■ **YOUR OBJECTIVE**:
Return the whole listing, keeping every character the same.

[Figure record extracts]
════
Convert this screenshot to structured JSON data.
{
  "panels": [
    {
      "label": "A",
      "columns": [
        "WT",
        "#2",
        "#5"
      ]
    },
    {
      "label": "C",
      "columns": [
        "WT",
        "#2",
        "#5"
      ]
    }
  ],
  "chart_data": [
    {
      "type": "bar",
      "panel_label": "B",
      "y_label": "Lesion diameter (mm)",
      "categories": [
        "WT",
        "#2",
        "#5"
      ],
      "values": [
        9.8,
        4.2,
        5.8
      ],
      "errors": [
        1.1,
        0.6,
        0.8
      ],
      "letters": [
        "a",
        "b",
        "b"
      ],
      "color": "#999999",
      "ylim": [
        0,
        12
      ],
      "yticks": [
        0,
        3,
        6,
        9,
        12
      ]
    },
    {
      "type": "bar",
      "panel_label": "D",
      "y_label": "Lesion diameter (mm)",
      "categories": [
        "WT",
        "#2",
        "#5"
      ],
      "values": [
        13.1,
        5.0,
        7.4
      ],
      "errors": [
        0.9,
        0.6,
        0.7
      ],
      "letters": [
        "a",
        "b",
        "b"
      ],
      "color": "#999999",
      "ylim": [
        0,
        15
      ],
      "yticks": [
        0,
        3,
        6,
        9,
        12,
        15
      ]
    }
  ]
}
════
■ **EXPECTED OUTPUT**:
Convert this screenshot to structured JSON data.
{
  "panels": [
    {
      "label": "A",
      "columns": [
        "WT",
        "#2",
        "#5"
      ]
    },
    {
      "label": "C",
      "columns": [
        "WT",
        "#2",
        "#5"
      ]
    }
  ],
  "chart_data": [
    {
      "type": "bar",
      "panel_label": "B",
      "y_label": "Lesion diameter (mm)",
      "categories": [
        "WT",
        "#2",
        "#5"
      ],
      "values": [
        9.8,
        4.2,
        5.8
      ],
      "errors": [
        1.1,
        0.6,
        0.8
      ],
      "letters": [
        "a",
        "b",
        "b"
      ],
      "color": "#999999",
      "ylim": [
        0,
        12
      ],
      "yticks": [
        0,
        3,
        6,
        9,
        12
      ]
    },
    {
      "type": "bar",
      "panel_label": "D",
      "y_label": "Lesion diameter (mm)",
      "categories": [
        "WT",
        "#2",
        "#5"
      ],
      "values": [
        13.1,
        5.0,
        7.4
      ],
      "errors": [
        0.9,
        0.6,
        0.7
      ],
      "letters": [
        "a",
        "b",
        "b"
      ],
      "color": "#999999",
      "ylim": [
        0,
        15
      ],
      "yticks": [
        0,
        3,
        6,
        9,
        12,
        15
      ]
    }
  ]
}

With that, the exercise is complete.